• Exercise objective: From the line containing "Type out the text in this image." through the last line of the data, return those lines exactly as written and nothing more.

• Provided records:
# # # #

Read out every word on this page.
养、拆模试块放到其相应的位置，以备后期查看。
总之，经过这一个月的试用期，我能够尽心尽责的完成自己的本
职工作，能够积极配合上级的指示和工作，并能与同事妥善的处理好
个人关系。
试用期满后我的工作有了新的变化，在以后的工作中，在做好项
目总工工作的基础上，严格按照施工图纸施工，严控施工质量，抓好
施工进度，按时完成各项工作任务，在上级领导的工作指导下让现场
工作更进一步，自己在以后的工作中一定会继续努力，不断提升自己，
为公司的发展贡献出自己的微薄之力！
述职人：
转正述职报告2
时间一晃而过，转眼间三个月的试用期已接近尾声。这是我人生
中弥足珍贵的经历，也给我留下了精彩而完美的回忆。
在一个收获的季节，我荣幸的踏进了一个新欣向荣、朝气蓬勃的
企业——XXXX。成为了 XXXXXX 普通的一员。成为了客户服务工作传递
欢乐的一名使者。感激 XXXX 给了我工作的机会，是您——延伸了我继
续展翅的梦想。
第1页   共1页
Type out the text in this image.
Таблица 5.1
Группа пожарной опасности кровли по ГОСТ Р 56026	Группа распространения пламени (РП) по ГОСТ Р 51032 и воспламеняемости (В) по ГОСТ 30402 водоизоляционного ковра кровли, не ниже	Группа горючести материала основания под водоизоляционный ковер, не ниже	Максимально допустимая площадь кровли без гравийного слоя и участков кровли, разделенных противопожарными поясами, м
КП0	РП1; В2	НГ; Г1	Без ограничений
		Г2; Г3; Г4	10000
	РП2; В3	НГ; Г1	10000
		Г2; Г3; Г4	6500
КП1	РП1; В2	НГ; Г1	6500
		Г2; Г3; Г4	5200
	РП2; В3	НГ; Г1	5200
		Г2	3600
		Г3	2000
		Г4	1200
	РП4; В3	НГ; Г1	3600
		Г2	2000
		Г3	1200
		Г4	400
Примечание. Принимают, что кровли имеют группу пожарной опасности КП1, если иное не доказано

# # # #

• Solution:
Type out the text in this image.
Таблица 5.1
Группа пожарной опасности кровли по ГОСТ Р 56026	Группа распространения пламени (РП) по ГОСТ Р 51032 и воспламеняемости (В) по ГОСТ 30402 водоизоляционного ковра кровли, не ниже	Группа горючести материала основания под водоизоляционный ковер, не ниже	Максимально допустимая площадь кровли без гравийного слоя и участков кровли, разделенных противопожарными поясами, м
КП0	РП1; В2	НГ; Г1	Без ограничений
		Г2; Г3; Г4	10000
	РП2; В3	НГ; Г1	10000
		Г2; Г3; Г4	6500
КП1	РП1; В2	НГ; Г1	6500
		Г2; Г3; Г4	5200
	РП2; В3	НГ; Г1	5200
		Г2	3600
		Г3	2000
		Г4	1200
	РП4; В3	НГ; Г1	3600
		Г2	2000
		Г3	1200
		Г4	400
Примечание. Принимают, что кровли имеют группу пожарной опасности КП1, если иное не доказано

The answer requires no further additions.